## Stored rows
####
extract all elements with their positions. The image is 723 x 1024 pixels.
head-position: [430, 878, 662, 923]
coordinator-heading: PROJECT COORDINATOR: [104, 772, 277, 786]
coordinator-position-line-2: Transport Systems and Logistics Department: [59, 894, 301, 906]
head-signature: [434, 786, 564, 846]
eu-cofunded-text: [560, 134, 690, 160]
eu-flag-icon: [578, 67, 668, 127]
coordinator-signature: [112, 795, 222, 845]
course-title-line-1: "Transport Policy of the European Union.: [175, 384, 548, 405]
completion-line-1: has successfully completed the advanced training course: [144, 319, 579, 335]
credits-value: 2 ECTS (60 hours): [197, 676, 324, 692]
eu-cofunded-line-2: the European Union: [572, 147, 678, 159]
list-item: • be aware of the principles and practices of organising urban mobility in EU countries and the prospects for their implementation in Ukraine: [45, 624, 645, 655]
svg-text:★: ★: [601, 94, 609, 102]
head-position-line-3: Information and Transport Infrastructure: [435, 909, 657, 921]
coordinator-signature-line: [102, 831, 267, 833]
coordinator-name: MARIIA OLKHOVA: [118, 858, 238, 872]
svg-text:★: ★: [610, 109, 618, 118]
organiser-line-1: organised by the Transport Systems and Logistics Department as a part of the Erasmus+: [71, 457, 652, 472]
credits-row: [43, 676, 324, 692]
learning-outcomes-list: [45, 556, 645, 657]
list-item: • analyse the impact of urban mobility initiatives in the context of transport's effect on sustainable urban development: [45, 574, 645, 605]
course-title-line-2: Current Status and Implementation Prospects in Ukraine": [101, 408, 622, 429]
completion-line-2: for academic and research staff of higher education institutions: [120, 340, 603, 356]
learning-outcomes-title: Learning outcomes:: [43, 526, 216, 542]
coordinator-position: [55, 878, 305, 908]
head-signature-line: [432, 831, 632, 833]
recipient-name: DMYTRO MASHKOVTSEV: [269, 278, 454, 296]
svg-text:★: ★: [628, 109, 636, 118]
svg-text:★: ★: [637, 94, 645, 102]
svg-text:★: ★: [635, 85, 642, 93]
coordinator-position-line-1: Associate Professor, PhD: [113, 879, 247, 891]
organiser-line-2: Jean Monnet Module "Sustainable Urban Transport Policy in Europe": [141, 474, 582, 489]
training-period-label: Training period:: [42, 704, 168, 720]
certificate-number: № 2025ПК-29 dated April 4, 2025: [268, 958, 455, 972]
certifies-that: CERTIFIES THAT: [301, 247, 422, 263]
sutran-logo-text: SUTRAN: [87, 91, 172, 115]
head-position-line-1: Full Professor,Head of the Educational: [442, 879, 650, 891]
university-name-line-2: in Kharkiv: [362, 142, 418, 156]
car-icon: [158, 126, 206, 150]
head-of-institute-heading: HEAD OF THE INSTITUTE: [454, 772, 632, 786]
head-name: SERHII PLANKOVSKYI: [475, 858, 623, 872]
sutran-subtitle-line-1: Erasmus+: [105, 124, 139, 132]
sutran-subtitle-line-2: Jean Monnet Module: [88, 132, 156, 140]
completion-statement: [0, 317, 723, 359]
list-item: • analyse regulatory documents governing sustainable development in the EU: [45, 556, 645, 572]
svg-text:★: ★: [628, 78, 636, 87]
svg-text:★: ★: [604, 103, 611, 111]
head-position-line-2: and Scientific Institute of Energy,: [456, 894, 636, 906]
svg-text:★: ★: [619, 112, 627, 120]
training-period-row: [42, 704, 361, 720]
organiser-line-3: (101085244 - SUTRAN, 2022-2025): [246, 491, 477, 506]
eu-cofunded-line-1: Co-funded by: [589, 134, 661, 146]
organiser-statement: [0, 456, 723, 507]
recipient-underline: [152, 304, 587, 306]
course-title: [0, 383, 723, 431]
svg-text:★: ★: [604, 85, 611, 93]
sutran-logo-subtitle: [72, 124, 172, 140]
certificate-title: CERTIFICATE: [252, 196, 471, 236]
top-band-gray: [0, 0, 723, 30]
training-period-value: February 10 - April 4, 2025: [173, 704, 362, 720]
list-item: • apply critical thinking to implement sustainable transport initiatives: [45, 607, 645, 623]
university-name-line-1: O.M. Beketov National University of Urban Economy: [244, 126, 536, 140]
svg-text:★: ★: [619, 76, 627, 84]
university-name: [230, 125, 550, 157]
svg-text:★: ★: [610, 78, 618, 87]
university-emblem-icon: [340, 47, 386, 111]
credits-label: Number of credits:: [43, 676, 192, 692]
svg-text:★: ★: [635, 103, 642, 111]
####
## Directive
Turn the records above, from the first line through the line containing "completion-line-1: has successfully", into a numbered list, leaving out any blank lines.

## Exercise output
1. extract all elements with their positions. The image is 723 x 1024 pixels.
2. head-position: [430, 878, 662, 923]
3. coordinator-heading: PROJECT COORDINATOR: [104, 772, 277, 786]
4. coordinator-position-line-2: Transport Systems and Logistics Department: [59, 894, 301, 906]
5. head-signature: [434, 786, 564, 846]
6. eu-cofunded-text: [560, 134, 690, 160]
7. eu-flag-icon: [578, 67, 668, 127]
8. coordinator-signature: [112, 795, 222, 845]
9. course-title-line-1: "Transport Policy of the European Union.: [175, 384, 548, 405]
10. completion-line-1: has successfully completed the advanced training course: [144, 319, 579, 335]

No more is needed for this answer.